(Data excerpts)

********************

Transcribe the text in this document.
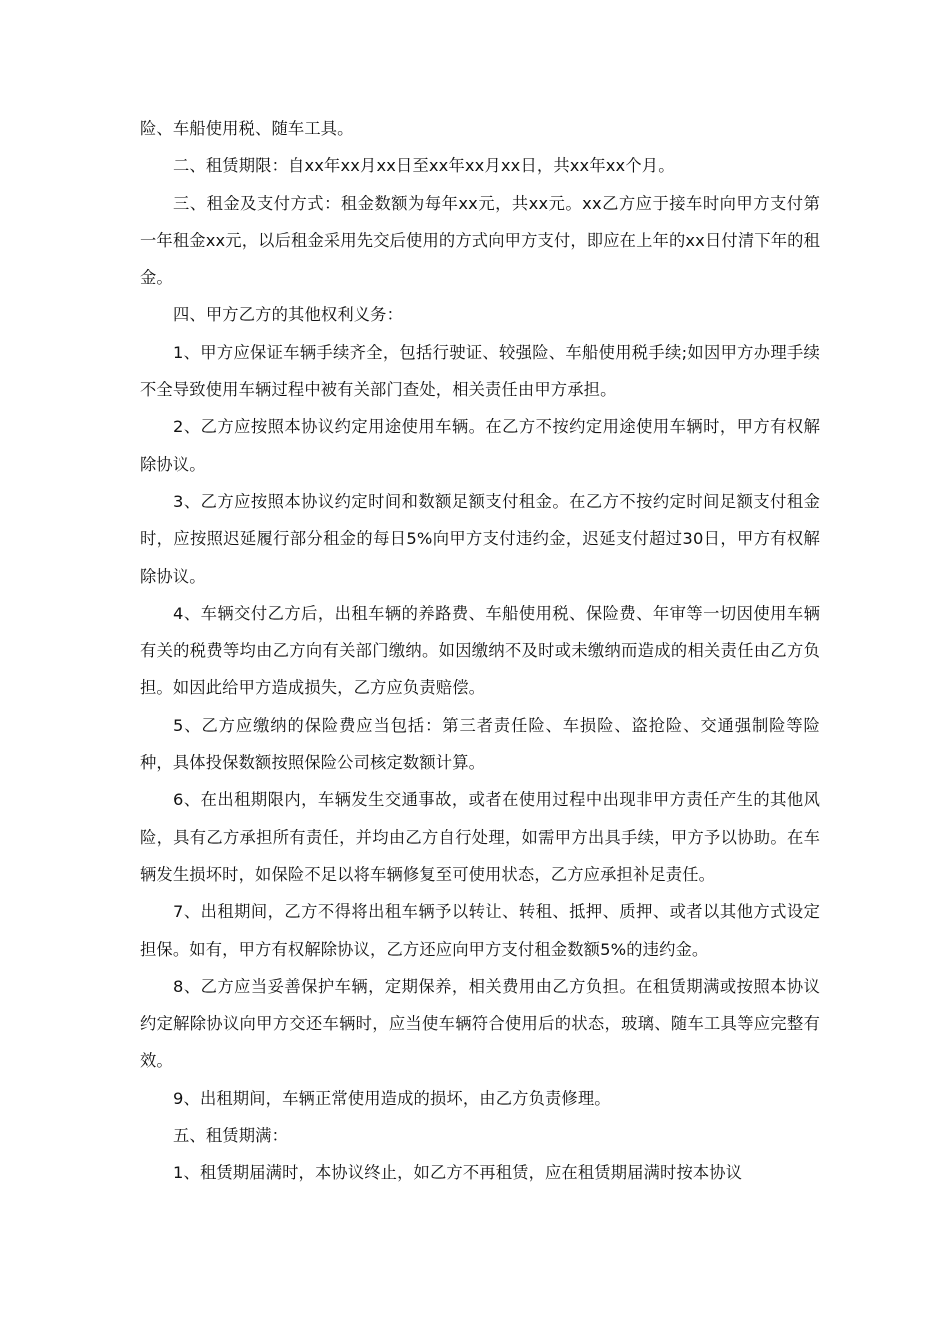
险、车船使用税、随车工具。

二、租赁期限：自xx年xx月xx日至xx年xx月xx日，共xx年xx个月。

三、租金及支付方式：租金数额为每年xx元，共xx元。xx乙方应于接车时向甲方支付第一年租金xx元，以后租金采用先交后使用的方式向甲方支付，即应在上年的xx日付清下年的租金。

四、甲方乙方的其他权利义务：

1、甲方应保证车辆手续齐全，包括行驶证、较强险、车船使用税手续;如因甲方办理手续不全导致使用车辆过程中被有关部门查处，相关责任由甲方承担。

2、乙方应按照本协议约定用途使用车辆。在乙方不按约定用途使用车辆时，甲方有权解除协议。

3、乙方应按照本协议约定时间和数额足额支付租金。在乙方不按约定时间足额支付租金时，应按照迟延履行部分租金的每日5%向甲方支付违约金，迟延支付超过30日，甲方有权解除协议。

4、车辆交付乙方后，出租车辆的养路费、车船使用税、保险费、年审等一切因使用车辆有关的税费等均由乙方向有关部门缴纳。如因缴纳不及时或未缴纳而造成的相关责任由乙方负担。如因此给甲方造成损失，乙方应负责赔偿。

5、乙方应缴纳的保险费应当包括：第三者责任险、车损险、盗抢险、交通强制险等险种，具体投保数额按照保险公司核定数额计算。

6、在出租期限内，车辆发生交通事故，或者在使用过程中出现非甲方责任产生的其他风险，具有乙方承担所有责任，并均由乙方自行处理，如需甲方出具手续，甲方予以协助。在车辆发生损坏时，如保险不足以将车辆修复至可使用状态，乙方应承担补足责任。

7、出租期间，乙方不得将出租车辆予以转让、转租、抵押、质押、或者以其他方式设定担保。如有，甲方有权解除协议，乙方还应向甲方支付租金数额5%的违约金。

8、乙方应当妥善保护车辆，定期保养，相关费用由乙方负担。在租赁期满或按照本协议约定解除协议向甲方交还车辆时，应当使车辆符合使用后的状态，玻璃、随车工具等应完整有效。

9、出租期间，车辆正常使用造成的损坏，由乙方负责修理。

五、租赁期满：

1、租赁期届满时，本协议终止，如乙方不再租赁，应在租赁期届满时按本协议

********************

## Task requirements
Restate the whole listing above exactly, except for its images.

## Finished answer
Transcribe the text in this document.
险、车船使用税、随车工具。

二、租赁期限：自xx年xx月xx日至xx年xx月xx日，共xx年xx个月。

三、租金及支付方式：租金数额为每年xx元，共xx元。xx乙方应于接车时向甲方支付第一年租金xx元，以后租金采用先交后使用的方式向甲方支付，即应在上年的xx日付清下年的租金。

四、甲方乙方的其他权利义务：

1、甲方应保证车辆手续齐全，包括行驶证、较强险、车船使用税手续;如因甲方办理手续不全导致使用车辆过程中被有关部门查处，相关责任由甲方承担。

2、乙方应按照本协议约定用途使用车辆。在乙方不按约定用途使用车辆时，甲方有权解除协议。

3、乙方应按照本协议约定时间和数额足额支付租金。在乙方不按约定时间足额支付租金时，应按照迟延履行部分租金的每日5%向甲方支付违约金，迟延支付超过30日，甲方有权解除协议。

4、车辆交付乙方后，出租车辆的养路费、车船使用税、保险费、年审等一切因使用车辆有关的税费等均由乙方向有关部门缴纳。如因缴纳不及时或未缴纳而造成的相关责任由乙方负担。如因此给甲方造成损失，乙方应负责赔偿。

5、乙方应缴纳的保险费应当包括：第三者责任险、车损险、盗抢险、交通强制险等险种，具体投保数额按照保险公司核定数额计算。

6、在出租期限内，车辆发生交通事故，或者在使用过程中出现非甲方责任产生的其他风险，具有乙方承担所有责任，并均由乙方自行处理，如需甲方出具手续，甲方予以协助。在车辆发生损坏时，如保险不足以将车辆修复至可使用状态，乙方应承担补足责任。

7、出租期间，乙方不得将出租车辆予以转让、转租、抵押、质押、或者以其他方式设定担保。如有，甲方有权解除协议，乙方还应向甲方支付租金数额5%的违约金。

8、乙方应当妥善保护车辆，定期保养，相关费用由乙方负担。在租赁期满或按照本协议约定解除协议向甲方交还车辆时，应当使车辆符合使用后的状态，玻璃、随车工具等应完整有效。

9、出租期间，车辆正常使用造成的损坏，由乙方负责修理。

五、租赁期满：

1、租赁期届满时，本协议终止，如乙方不再租赁，应在租赁期届满时按本协议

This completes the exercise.